=== Supplied information ===

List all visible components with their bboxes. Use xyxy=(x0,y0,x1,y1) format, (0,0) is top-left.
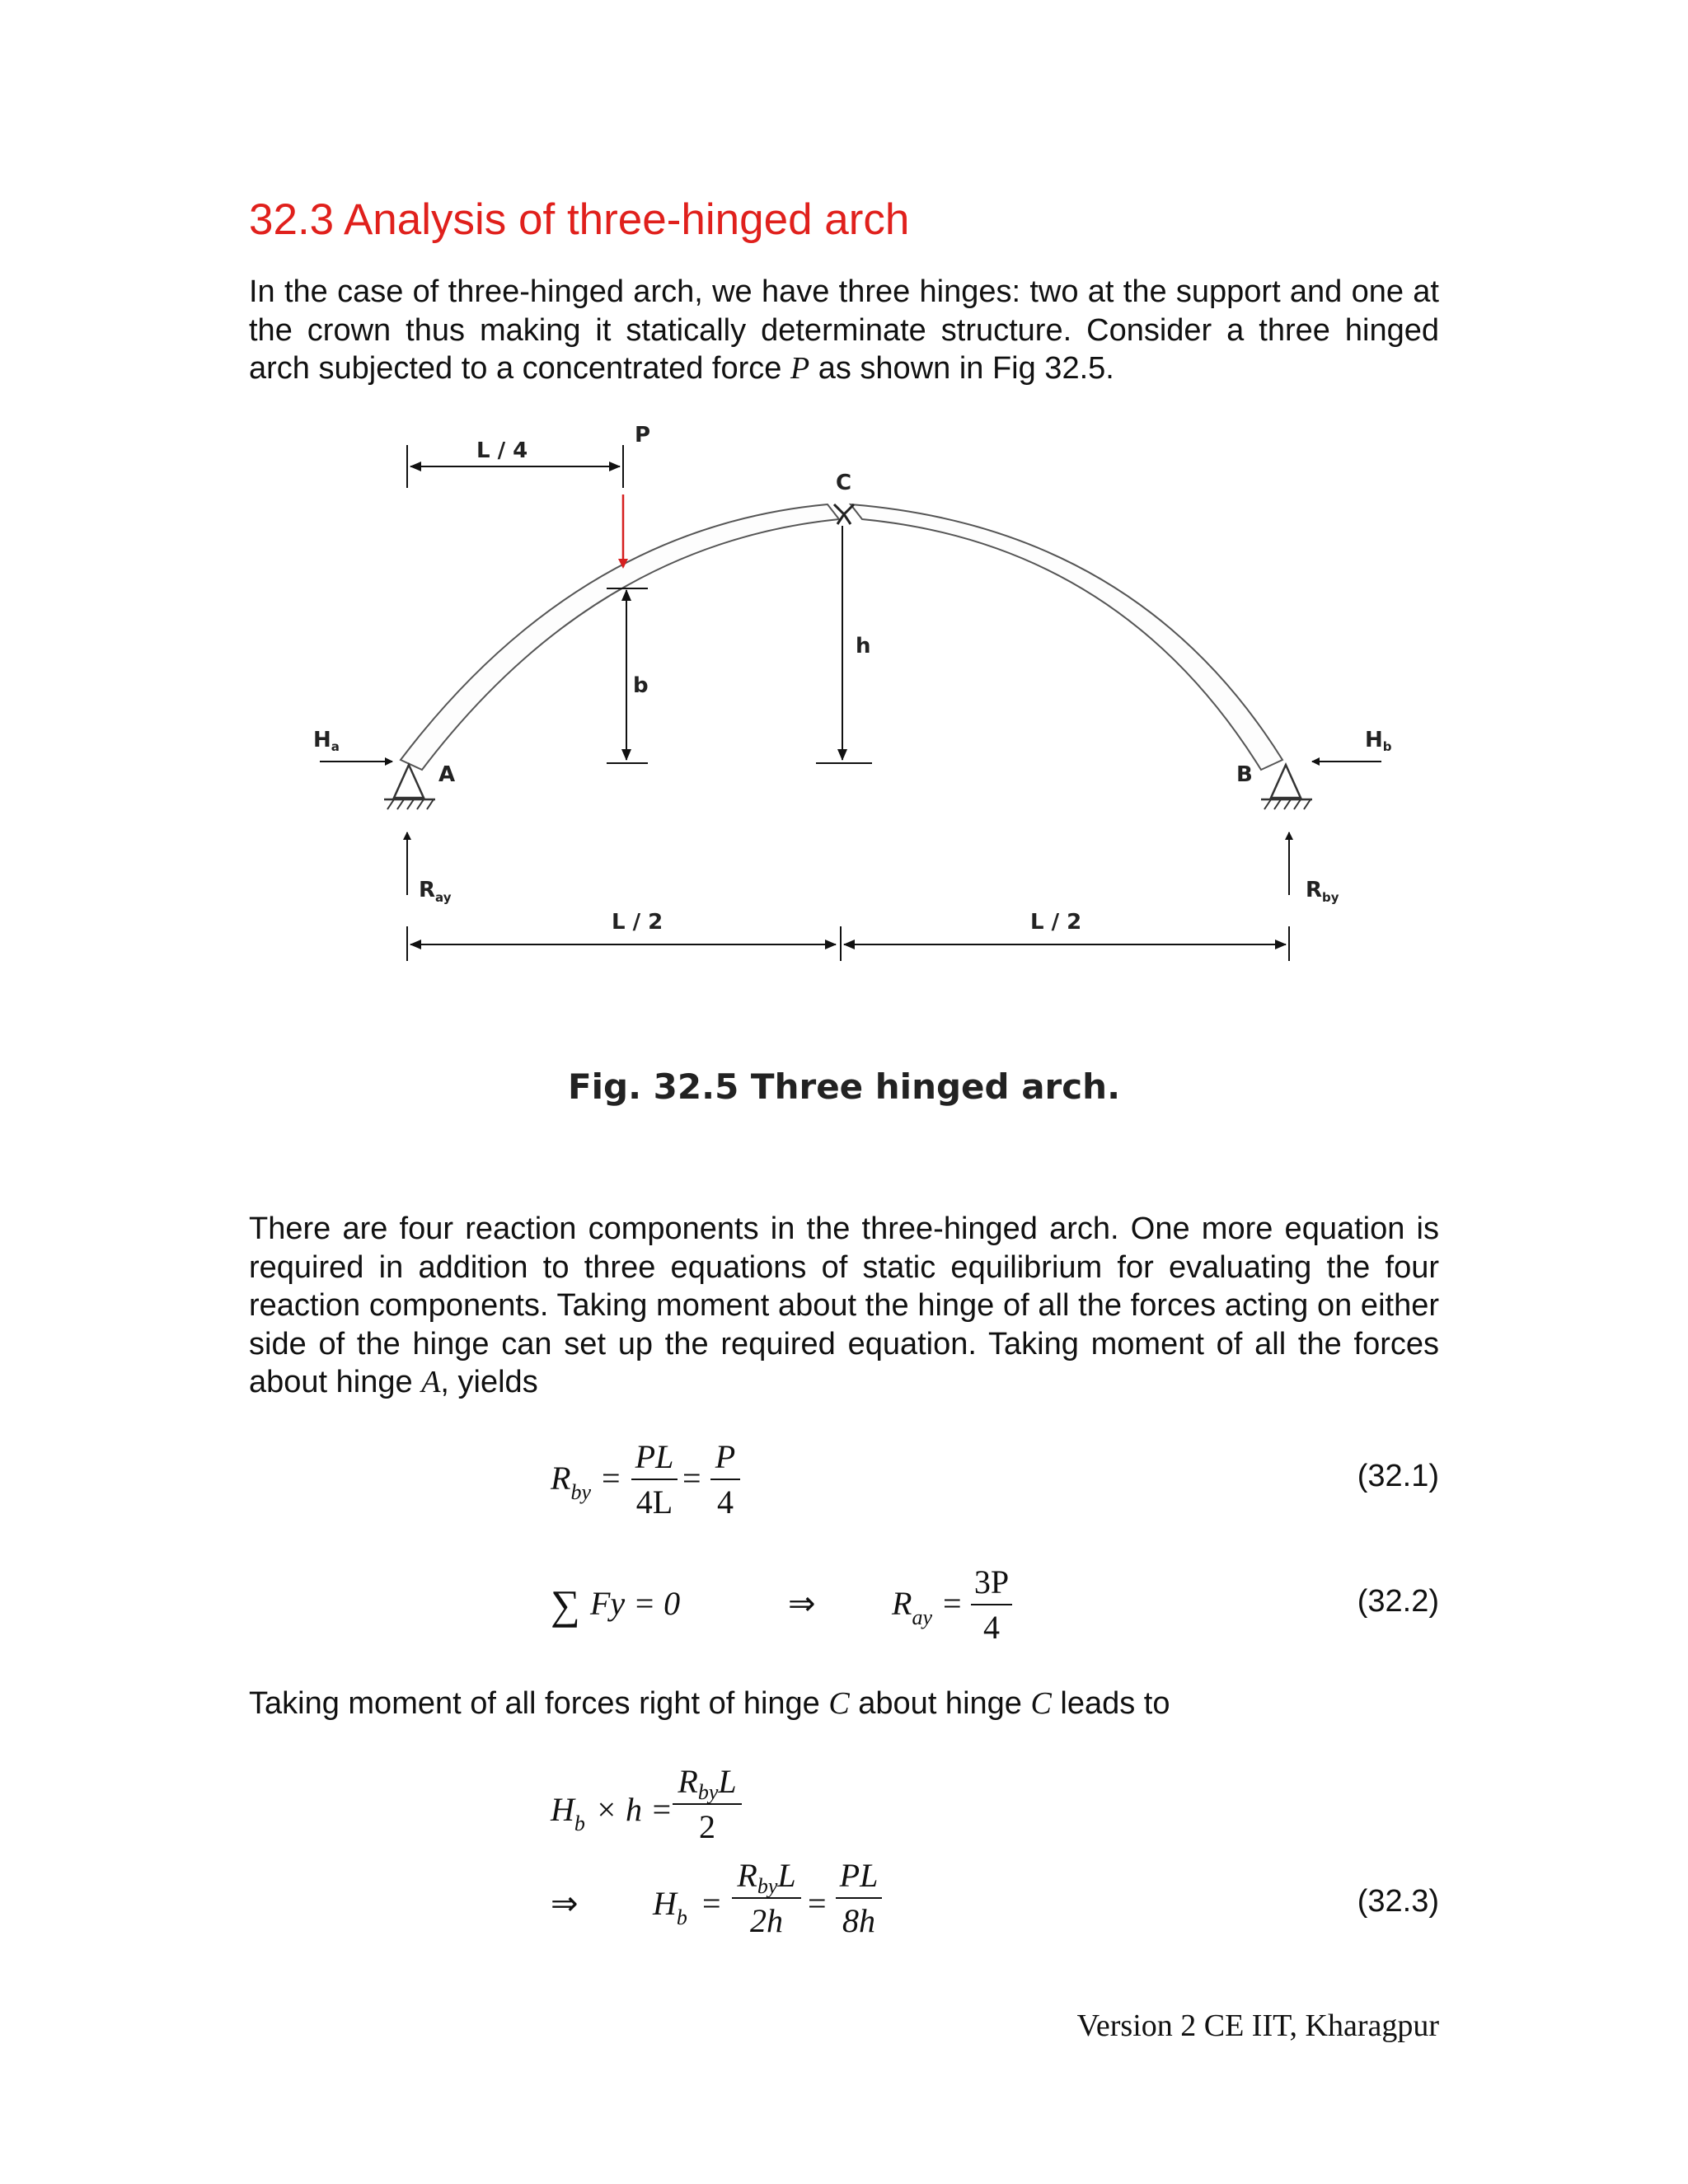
label-l2-right: L / 2 xyxy=(1030,910,1082,935)
reaction-text: There are four reaction components in the three-hinged arch. One more equation is required in addition to three equations of static equilibrium for evaluating the four reaction components. Taking moment about the hinge of all the forces acting on either side of the hinge can set up the required equation. Taking moment of all the forces about hinge xyxy=(249,1212,1439,1399)
label-l2-left: L / 2 xyxy=(612,910,663,935)
reaction-end: , yields xyxy=(440,1365,538,1399)
hinge-paragraph: Taking moment of all forces right of hinge C about hinge C leads to xyxy=(249,1686,1170,1721)
equation-number-32-1: (32.1) xyxy=(1357,1459,1439,1493)
equation-number-32-3: (32.3) xyxy=(1357,1884,1439,1919)
label-p: P xyxy=(635,423,651,448)
document-page: 32.3 Analysis of three-hinged arch In the case of three-hinged arch, we have three hinges: two at the support and one at the crown thus making it statically determinate structure. Consider a three hinged arch subjected to a concentrated force P as shown in Fig 32.5. L / 4 P b C h Ha A Hb B $R_{ay}$ $R_{by}$ L / 2 L / 2 Fig. 32.5 Three hinged arch. There are four reaction components in the three-hinged arch. One more equation is required in addition to three equations of static equilibrium for evaluating the four reaction components. Taking moment about the hinge of all the forces acting on either side of the hinge can set up the required equation. Taking moment of all the forces about hinge A, yields $R_{by}$ = PL 4L = P 4 (32.1) ∑ Fy = 0 ⇒ $R_{ay}$ = 3P 4 (32.2) Taking moment of all forces right of hinge C about hinge C leads to $H_b$ × h = $R_{by}L$ 2 ⇒ $H_b$ = $R_{by}L$ 2h = PL 8h (32.3) Version 2 CE IIT, Kharagpur xyxy=(0,0,1688,2184)
intro-text: In the case of three-hinged arch, we have three hinges: two at the support and one at the crown thus making it statically determinate structure. Consider a three hinged arch subjected to a concentrated force xyxy=(249,274,1439,386)
arch-left-segment xyxy=(401,504,839,770)
support-b xyxy=(1261,765,1312,809)
section-title: 32.3 Analysis of three-hinged arch xyxy=(249,195,910,244)
intro-end: as shown in Fig 32.5. xyxy=(818,351,1114,386)
label-rby: $R_{by}$ xyxy=(1306,878,1339,905)
intro-var-p: P xyxy=(790,351,810,386)
equation-number-32-2: (32.2) xyxy=(1357,1584,1439,1619)
arch-right-segment xyxy=(851,504,1282,770)
arch-figure xyxy=(0,0,1688,1038)
label-c: C xyxy=(836,471,852,495)
reaction-paragraph xyxy=(249,1210,1439,1402)
label-b: b xyxy=(633,673,649,698)
figure-caption: Fig. 32.5 Three hinged arch. xyxy=(567,1066,1121,1107)
support-a xyxy=(384,765,435,809)
label-l4: L / 4 xyxy=(476,438,528,463)
label-ray: $R_{ay}$ xyxy=(419,878,452,905)
dimension-l2 xyxy=(407,926,1289,961)
label-a: A xyxy=(438,762,456,787)
crown-hinge xyxy=(834,504,854,524)
label-bpt: B xyxy=(1236,762,1253,787)
label-ha: Ha xyxy=(313,728,340,754)
reaction-var-a: A xyxy=(421,1365,441,1399)
label-h: h xyxy=(856,634,871,658)
label-hb: Hb xyxy=(1365,728,1392,754)
page-footer: Version 2 CE IIT, Kharagpur xyxy=(1076,2008,1439,2043)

===

Task prompt:
Print every one of the items above word for word, leaving out any pictures.

In response:
List all visible components with their bboxes. Use xyxy=(x0,y0,x1,y1) format, (0,0) is top-left.
label-l2-right: L / 2 xyxy=(1030,910,1082,935)
reaction-text: There are four reaction components in the three-hinged arch. One more equation is required in addition to three equations of static equilibrium for evaluating the four reaction components. Taking moment about the hinge of all the forces acting on either side of the hinge can set up the required equation. Taking moment of all the forces about hinge xyxy=(249,1212,1439,1399)
label-l2-left: L / 2 xyxy=(612,910,663,935)
reaction-end: , yields xyxy=(440,1365,538,1399)
hinge-paragraph: Taking moment of all forces right of hinge C about hinge C leads to xyxy=(249,1686,1170,1721)
equation-number-32-1: (32.1) xyxy=(1357,1459,1439,1493)
equation-number-32-3: (32.3) xyxy=(1357,1884,1439,1919)
label-p: P xyxy=(635,423,651,448)
document-page: 32.3 Analysis of three-hinged arch In the case of three-hinged arch, we have three hinges: two at the support and one at the crown thus making it statically determinate structure. Consider a three hinged arch subjected to a concentrated force P as shown in Fig 32.5. L / 4 P b C h Ha A Hb B $R_{ay}$ $R_{by}$ L / 2 L / 2 Fig. 32.5 Three hinged arch. There are four reaction components in the three-hinged arch. One more equation is required in addition to three equations of static equilibrium for evaluating the four reaction components. Taking moment about the hinge of all the forces acting on either side of the hinge can set up the required equation. Taking moment of all the forces about hinge A, yields $R_{by}$ = PL 4L = P 4 (32.1) ∑ Fy = 0 ⇒ $R_{ay}$ = 3P 4 (32.2) Taking moment of all forces right of hinge C about hinge C leads to $H_b$ × h = $R_{by}L$ 2 ⇒ $H_b$ = $R_{by}L$ 2h = PL 8h (32.3) Version 2 CE IIT, Kharagpur xyxy=(0,0,1688,2184)
intro-text: In the case of three-hinged arch, we have three hinges: two at the support and one at the crown thus making it statically determinate structure. Consider a three hinged arch subjected to a concentrated force xyxy=(249,274,1439,386)
arch-left-segment xyxy=(401,504,839,770)
support-b xyxy=(1261,765,1312,809)
section-title: 32.3 Analysis of three-hinged arch xyxy=(249,195,910,244)
intro-end: as shown in Fig 32.5. xyxy=(818,351,1114,386)
label-rby: $R_{by}$ xyxy=(1306,878,1339,905)
intro-var-p: P xyxy=(790,351,810,386)
equation-number-32-2: (32.2) xyxy=(1357,1584,1439,1619)
arch-right-segment xyxy=(851,504,1282,770)
arch-figure xyxy=(0,0,1688,1038)
label-c: C xyxy=(836,471,852,495)
reaction-paragraph xyxy=(249,1210,1439,1402)
label-b: b xyxy=(633,673,649,698)
figure-caption: Fig. 32.5 Three hinged arch. xyxy=(567,1066,1121,1107)
support-a xyxy=(384,765,435,809)
label-l4: L / 4 xyxy=(476,438,528,463)
label-ray: $R_{ay}$ xyxy=(419,878,452,905)
dimension-l2 xyxy=(407,926,1289,961)
label-a: A xyxy=(438,762,456,787)
crown-hinge xyxy=(834,504,854,524)
label-bpt: B xyxy=(1236,762,1253,787)
label-ha: Ha xyxy=(313,728,340,754)
reaction-var-a: A xyxy=(421,1365,441,1399)
label-h: h xyxy=(856,634,871,658)
label-hb: Hb xyxy=(1365,728,1392,754)
page-footer: Version 2 CE IIT, Kharagpur xyxy=(1076,2008,1439,2043)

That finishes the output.